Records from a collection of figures
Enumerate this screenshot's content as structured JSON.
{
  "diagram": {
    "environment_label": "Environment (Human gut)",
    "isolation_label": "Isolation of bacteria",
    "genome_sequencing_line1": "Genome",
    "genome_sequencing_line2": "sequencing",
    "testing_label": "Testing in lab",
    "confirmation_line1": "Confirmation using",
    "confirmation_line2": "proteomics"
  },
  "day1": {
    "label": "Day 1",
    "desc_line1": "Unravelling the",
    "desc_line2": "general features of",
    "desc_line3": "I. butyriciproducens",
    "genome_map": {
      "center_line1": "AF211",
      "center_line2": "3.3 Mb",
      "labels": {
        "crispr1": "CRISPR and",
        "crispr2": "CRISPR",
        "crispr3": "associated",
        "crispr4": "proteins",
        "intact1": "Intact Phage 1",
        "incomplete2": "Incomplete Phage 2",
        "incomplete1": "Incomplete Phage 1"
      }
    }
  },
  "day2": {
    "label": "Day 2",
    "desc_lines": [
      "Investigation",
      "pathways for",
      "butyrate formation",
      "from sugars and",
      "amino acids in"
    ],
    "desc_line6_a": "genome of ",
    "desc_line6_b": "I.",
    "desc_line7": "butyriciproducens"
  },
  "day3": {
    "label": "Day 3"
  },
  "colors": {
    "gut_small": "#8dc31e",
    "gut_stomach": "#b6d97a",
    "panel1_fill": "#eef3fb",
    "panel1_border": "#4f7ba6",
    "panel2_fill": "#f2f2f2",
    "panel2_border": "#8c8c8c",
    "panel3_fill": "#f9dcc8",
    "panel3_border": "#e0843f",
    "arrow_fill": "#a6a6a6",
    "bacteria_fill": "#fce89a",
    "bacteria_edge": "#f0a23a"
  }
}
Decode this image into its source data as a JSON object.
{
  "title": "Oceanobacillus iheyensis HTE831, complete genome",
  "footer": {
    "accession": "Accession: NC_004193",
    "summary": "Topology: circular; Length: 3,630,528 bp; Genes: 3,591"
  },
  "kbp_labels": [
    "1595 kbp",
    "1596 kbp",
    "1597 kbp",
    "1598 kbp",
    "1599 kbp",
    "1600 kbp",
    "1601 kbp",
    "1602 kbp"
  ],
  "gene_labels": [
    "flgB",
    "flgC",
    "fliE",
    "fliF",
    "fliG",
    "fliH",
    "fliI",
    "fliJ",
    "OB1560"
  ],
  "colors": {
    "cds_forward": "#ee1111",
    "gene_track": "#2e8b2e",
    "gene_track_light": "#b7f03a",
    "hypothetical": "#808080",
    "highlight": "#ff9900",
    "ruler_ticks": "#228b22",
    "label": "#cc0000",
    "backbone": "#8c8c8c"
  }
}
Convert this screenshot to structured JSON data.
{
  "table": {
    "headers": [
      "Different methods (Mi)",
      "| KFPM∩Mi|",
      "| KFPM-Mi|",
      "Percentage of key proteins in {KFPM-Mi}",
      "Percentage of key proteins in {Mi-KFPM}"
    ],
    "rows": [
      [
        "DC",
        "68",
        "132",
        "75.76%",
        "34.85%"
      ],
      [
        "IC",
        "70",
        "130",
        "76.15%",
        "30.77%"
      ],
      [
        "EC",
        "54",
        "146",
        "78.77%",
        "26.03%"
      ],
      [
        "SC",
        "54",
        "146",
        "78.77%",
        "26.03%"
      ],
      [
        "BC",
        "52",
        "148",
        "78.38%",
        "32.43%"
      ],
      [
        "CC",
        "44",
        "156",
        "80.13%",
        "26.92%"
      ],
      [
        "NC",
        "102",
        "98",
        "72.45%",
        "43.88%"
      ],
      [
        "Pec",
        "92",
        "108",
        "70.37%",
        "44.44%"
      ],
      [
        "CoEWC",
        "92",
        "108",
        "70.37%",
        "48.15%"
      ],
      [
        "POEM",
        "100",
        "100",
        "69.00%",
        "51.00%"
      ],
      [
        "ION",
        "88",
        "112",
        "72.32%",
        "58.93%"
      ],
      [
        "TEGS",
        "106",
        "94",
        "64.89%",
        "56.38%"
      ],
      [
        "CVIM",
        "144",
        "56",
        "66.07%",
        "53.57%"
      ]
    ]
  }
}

▸ **TASK BRIEF**:
Tell how many lines of the data above contain the word "Phage", giving the number by itself.

▸ **RESPONSE BOX**:
3